Copy each line with the word "Planning" in it.

────

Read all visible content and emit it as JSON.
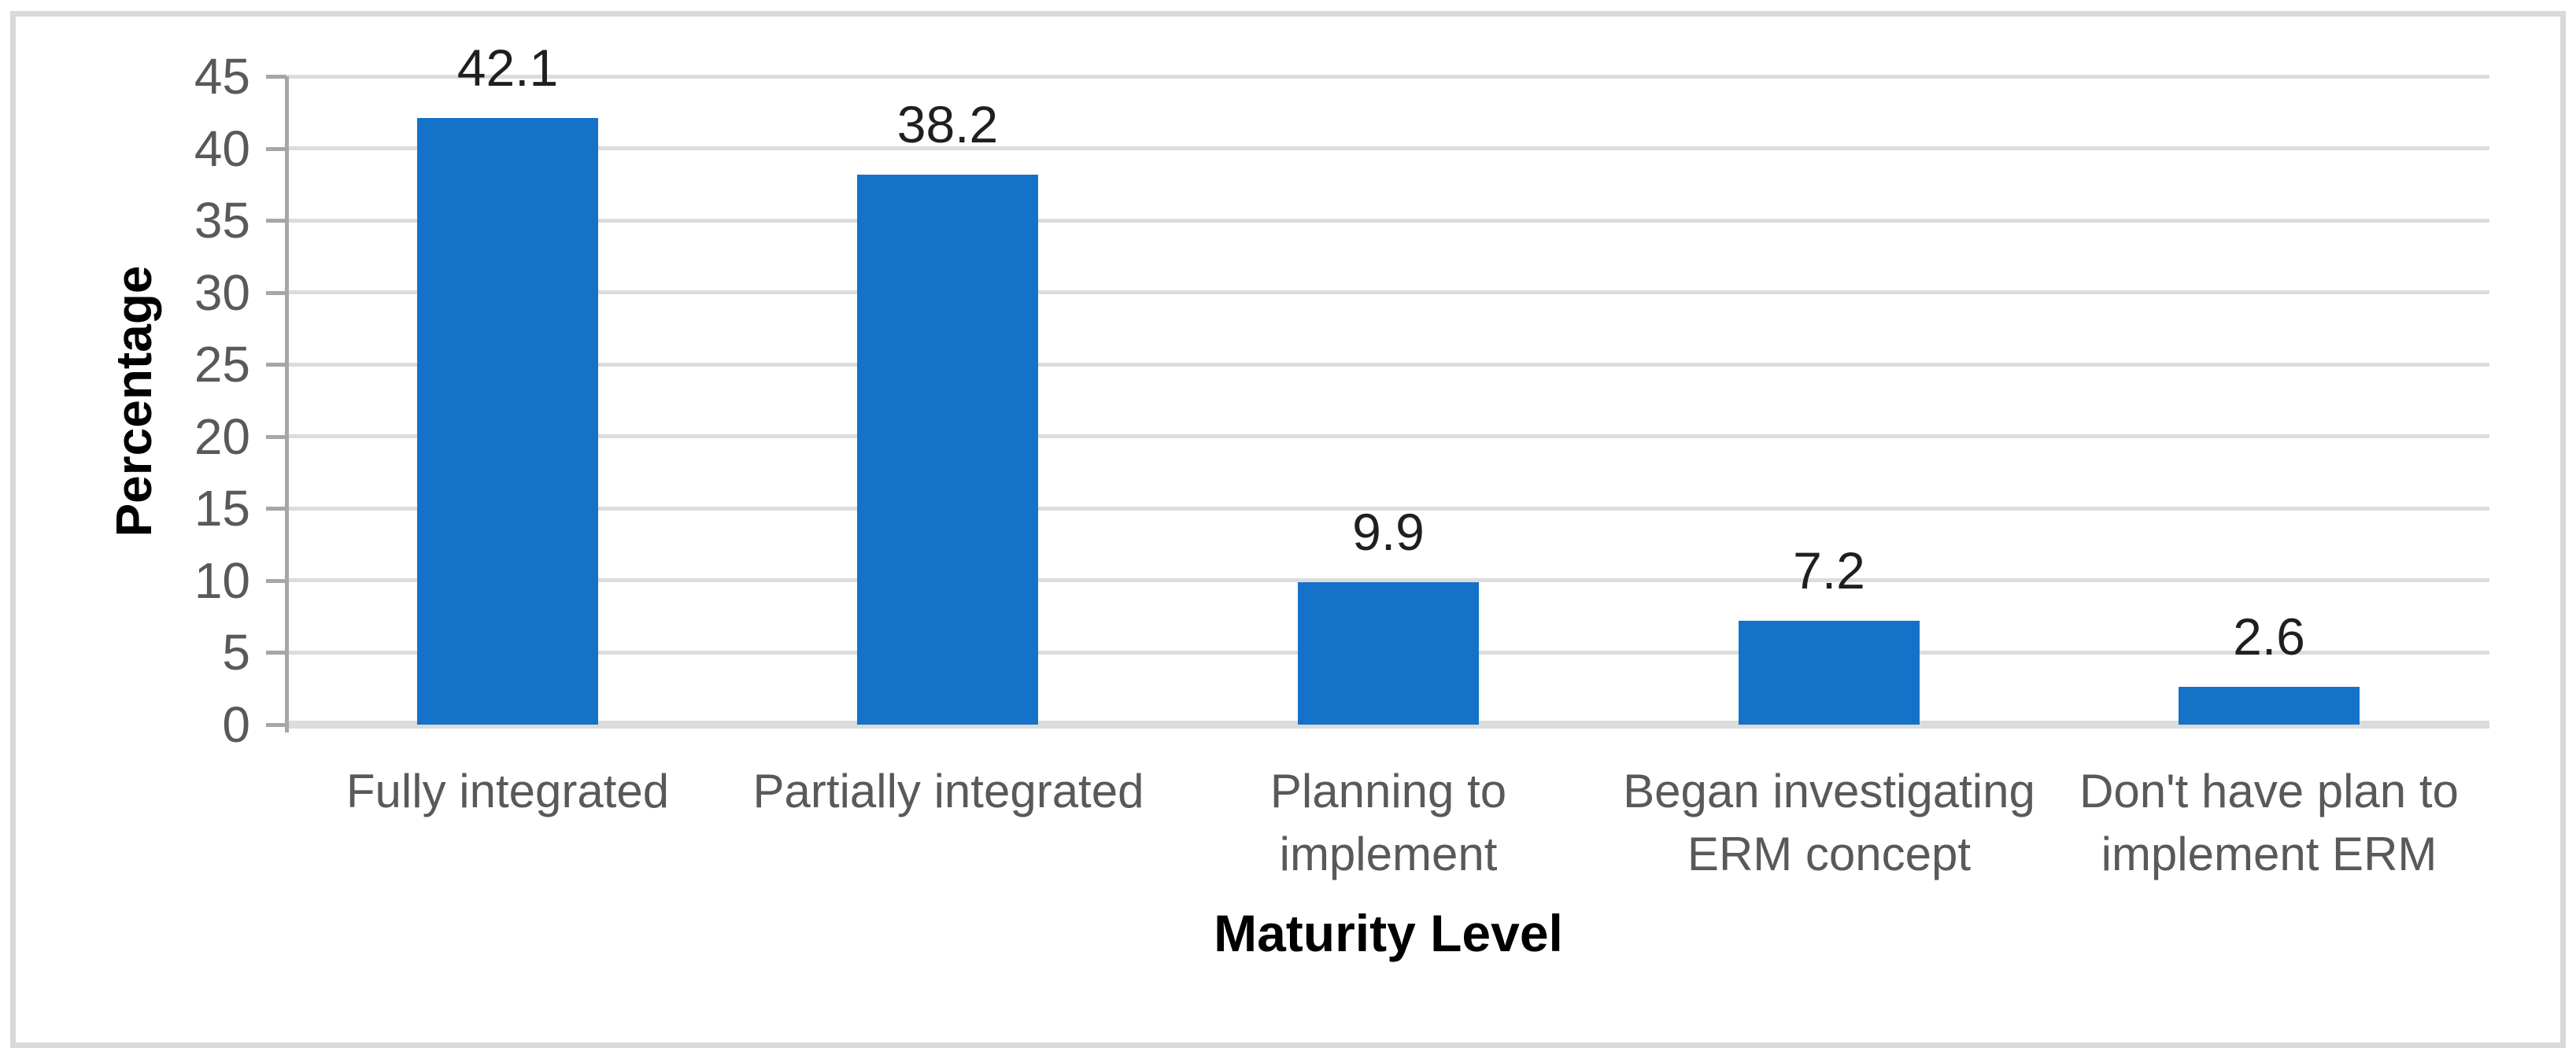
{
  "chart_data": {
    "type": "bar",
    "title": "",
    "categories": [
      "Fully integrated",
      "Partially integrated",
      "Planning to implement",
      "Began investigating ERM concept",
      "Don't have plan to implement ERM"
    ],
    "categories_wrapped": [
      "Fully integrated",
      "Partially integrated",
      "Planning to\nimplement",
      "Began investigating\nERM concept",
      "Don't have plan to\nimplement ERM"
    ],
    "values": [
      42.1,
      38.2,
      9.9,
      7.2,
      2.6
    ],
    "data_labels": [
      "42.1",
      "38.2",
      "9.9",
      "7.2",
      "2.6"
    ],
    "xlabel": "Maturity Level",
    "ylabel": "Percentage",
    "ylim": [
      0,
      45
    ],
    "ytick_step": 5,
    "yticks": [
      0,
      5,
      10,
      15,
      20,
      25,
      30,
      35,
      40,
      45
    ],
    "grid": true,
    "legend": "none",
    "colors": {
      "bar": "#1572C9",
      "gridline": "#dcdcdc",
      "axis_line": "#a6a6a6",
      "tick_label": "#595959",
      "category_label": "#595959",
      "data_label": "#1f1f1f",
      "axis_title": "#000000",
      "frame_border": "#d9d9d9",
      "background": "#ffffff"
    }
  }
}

────

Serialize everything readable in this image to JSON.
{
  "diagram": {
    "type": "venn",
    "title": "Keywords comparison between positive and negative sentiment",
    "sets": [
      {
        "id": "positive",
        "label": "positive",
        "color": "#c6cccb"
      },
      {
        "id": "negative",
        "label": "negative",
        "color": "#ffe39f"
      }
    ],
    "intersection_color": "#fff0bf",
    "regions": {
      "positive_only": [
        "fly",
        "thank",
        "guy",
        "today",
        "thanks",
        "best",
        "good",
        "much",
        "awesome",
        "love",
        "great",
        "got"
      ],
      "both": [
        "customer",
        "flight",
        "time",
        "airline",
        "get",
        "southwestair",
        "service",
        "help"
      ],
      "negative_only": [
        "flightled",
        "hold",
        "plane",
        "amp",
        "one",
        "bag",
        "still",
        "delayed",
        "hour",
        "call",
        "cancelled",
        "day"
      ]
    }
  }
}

────

Answer to the problem:
      "Planning to implement",
      "Planning to\nimplement",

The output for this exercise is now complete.